> **Task objective**:
In the records below, locate the line containing "Give me the JSON representation of this screenshot's content.", then extract it and all following lines exactly, ending with the last line.

> **Material to process**:
• • •

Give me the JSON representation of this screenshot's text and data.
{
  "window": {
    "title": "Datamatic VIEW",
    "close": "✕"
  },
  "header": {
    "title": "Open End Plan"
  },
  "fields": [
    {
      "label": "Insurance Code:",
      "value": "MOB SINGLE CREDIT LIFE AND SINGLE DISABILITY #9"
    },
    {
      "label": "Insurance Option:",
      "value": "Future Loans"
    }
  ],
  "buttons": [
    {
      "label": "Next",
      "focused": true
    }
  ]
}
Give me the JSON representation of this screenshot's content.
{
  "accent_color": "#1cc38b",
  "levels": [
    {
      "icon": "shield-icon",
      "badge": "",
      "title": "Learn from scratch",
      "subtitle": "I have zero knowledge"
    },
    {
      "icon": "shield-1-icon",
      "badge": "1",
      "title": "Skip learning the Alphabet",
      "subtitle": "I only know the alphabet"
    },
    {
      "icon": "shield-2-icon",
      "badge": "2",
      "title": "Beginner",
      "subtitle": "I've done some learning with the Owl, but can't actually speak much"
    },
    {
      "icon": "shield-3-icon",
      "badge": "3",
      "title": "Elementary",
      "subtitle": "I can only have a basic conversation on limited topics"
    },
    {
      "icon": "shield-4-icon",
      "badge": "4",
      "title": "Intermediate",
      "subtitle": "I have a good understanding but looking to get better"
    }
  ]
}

• • •

> **The output**:
Give me the JSON representation of this screenshot's content.
{
  "accent_color": "#1cc38b",
  "levels": [
    {
      "icon": "shield-icon",
      "badge": "",
      "title": "Learn from scratch",
      "subtitle": "I have zero knowledge"
    },
    {
      "icon": "shield-1-icon",
      "badge": "1",
      "title": "Skip learning the Alphabet",
      "subtitle": "I only know the alphabet"
    },
    {
      "icon": "shield-2-icon",
      "badge": "2",
      "title": "Beginner",
      "subtitle": "I've done some learning with the Owl, but can't actually speak much"
    },
    {
      "icon": "shield-3-icon",
      "badge": "3",
      "title": "Elementary",
      "subtitle": "I can only have a basic conversation on limited topics"
    },
    {
      "icon": "shield-4-icon",
      "badge": "4",
      "title": "Intermediate",
      "subtitle": "I have a good understanding but looking to get better"
    }
  ]
}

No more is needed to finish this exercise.